— START OF Input rows —

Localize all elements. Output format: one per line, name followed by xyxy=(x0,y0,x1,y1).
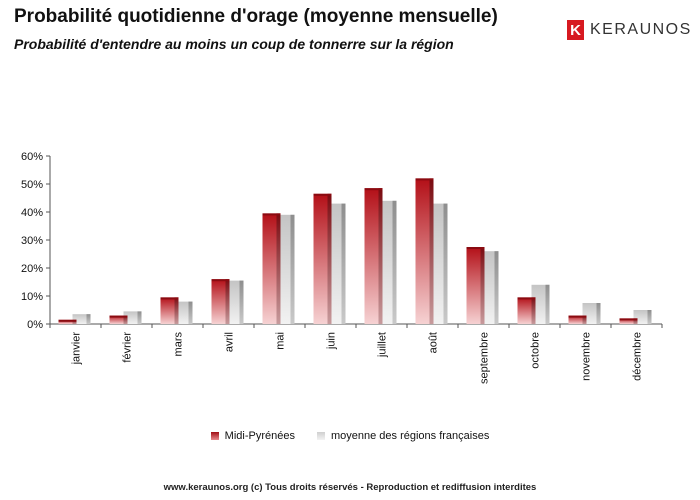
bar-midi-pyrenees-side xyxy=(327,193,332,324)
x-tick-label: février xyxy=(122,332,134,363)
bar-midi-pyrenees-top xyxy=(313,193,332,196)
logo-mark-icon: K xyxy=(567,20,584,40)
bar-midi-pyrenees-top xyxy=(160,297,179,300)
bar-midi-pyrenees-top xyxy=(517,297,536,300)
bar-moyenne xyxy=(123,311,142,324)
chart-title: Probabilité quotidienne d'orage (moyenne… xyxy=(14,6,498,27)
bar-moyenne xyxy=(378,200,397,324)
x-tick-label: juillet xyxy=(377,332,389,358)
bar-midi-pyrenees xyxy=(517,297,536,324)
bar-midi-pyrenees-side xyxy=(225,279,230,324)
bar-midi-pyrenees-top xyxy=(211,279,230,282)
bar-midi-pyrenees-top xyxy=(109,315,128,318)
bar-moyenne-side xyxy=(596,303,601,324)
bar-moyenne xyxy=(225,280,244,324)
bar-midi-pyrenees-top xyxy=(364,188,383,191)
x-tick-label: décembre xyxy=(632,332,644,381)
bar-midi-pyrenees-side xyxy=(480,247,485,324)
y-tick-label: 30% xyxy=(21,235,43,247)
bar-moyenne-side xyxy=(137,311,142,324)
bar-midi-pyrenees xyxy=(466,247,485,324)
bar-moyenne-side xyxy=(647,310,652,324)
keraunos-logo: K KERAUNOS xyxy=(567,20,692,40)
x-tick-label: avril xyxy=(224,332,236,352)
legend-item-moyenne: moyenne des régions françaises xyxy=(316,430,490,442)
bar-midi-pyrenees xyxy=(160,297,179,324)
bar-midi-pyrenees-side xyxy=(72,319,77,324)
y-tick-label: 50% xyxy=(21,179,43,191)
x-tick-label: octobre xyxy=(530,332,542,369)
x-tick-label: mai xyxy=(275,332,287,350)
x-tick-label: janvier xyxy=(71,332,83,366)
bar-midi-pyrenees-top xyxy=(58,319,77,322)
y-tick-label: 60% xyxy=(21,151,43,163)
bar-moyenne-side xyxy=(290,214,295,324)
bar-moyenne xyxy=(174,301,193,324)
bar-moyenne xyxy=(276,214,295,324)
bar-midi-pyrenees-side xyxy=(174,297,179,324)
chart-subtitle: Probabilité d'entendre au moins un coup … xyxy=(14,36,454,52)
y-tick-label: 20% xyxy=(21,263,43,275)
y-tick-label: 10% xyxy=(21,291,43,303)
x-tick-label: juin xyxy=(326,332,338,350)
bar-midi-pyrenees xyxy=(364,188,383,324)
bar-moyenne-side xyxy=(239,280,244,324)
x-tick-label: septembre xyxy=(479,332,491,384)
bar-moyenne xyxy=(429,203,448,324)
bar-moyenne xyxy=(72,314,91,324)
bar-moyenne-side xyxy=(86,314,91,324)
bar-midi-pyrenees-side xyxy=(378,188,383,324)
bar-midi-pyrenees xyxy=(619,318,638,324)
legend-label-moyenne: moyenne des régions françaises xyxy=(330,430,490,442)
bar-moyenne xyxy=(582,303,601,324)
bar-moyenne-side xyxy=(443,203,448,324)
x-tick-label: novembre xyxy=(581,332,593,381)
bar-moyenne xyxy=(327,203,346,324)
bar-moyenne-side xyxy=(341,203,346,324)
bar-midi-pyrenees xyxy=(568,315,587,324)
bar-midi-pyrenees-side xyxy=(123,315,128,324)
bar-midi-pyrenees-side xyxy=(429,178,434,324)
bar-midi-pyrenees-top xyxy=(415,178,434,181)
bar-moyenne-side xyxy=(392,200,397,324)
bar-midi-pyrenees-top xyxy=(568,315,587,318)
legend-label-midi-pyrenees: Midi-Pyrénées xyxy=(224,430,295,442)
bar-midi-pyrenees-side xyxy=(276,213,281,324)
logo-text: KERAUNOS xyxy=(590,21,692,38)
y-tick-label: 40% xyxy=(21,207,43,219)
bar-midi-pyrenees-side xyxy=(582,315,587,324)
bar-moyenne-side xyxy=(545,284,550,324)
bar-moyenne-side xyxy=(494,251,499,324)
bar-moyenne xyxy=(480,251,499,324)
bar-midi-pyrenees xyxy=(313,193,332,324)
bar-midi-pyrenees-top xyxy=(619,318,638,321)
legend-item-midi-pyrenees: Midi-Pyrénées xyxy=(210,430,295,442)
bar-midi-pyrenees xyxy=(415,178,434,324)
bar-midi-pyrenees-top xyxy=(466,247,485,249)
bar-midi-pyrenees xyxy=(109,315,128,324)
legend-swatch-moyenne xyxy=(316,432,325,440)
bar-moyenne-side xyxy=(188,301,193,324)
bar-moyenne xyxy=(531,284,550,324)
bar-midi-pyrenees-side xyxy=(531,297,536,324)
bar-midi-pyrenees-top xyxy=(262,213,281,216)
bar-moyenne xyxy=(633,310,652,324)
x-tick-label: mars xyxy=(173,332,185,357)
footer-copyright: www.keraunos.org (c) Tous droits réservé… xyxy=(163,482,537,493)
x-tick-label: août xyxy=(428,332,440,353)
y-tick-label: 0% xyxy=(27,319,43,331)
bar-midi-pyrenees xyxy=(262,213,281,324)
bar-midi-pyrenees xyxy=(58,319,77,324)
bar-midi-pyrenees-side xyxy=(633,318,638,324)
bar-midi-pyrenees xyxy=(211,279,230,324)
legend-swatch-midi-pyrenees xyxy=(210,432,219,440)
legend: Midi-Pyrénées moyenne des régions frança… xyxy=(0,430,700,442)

— END OF Input rows —

Required work: Which rows above contain the string "Pyrénées"? Pull out each of those rows in full, counting only matches with the same case.

Reply to the task:
legend-label-midi-pyrenees: Midi-Pyrénées xyxy=(224,430,295,442)
legend-item-midi-pyrenees: Midi-Pyrénées xyxy=(210,430,295,442)
legend: Midi-Pyrénées moyenne des régions frança… xyxy=(0,430,700,442)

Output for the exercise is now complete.